## [THE EXERCISE]
Check each line of the material below for "maximize", then copy the ones that contain it.

START RECORDS FOR THE EXERCISE

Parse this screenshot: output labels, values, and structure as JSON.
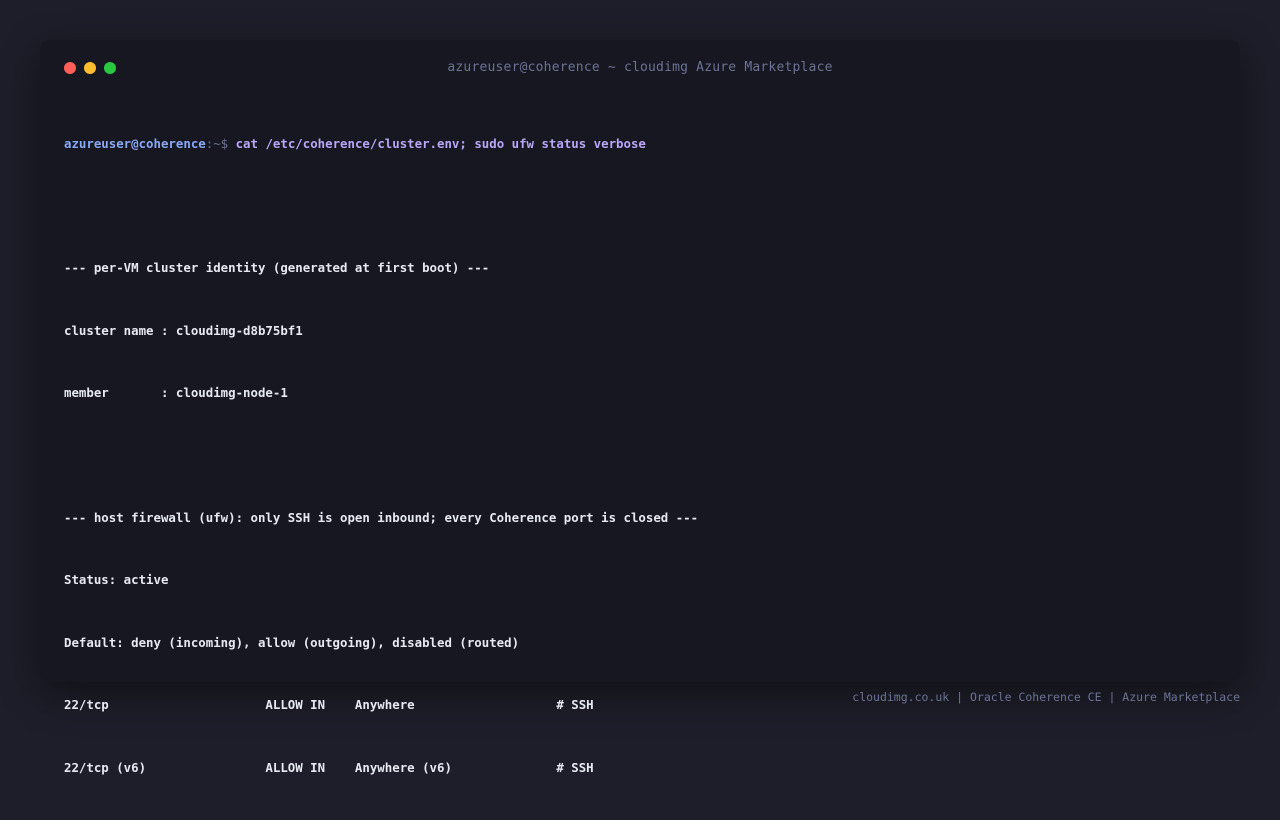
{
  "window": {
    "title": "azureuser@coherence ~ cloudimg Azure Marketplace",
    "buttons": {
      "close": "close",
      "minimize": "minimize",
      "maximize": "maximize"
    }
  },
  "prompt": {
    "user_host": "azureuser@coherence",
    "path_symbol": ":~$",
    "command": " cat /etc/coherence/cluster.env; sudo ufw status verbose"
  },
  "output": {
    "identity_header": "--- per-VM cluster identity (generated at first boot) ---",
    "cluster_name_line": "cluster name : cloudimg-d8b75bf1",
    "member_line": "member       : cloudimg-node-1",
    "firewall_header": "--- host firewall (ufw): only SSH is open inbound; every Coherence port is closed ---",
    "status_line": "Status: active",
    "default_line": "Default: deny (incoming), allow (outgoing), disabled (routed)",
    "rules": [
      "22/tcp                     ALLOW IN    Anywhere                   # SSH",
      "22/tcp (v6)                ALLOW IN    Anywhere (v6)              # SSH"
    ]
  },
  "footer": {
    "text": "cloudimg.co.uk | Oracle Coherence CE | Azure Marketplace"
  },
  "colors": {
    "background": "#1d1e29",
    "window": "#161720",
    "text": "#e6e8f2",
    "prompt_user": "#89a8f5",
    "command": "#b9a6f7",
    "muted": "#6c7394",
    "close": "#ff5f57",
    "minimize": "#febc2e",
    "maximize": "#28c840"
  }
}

END RECORDS FOR THE EXERCISE

## [FINAL RESULT]
      "maximize": "maximize"
    "maximize": "#28c840"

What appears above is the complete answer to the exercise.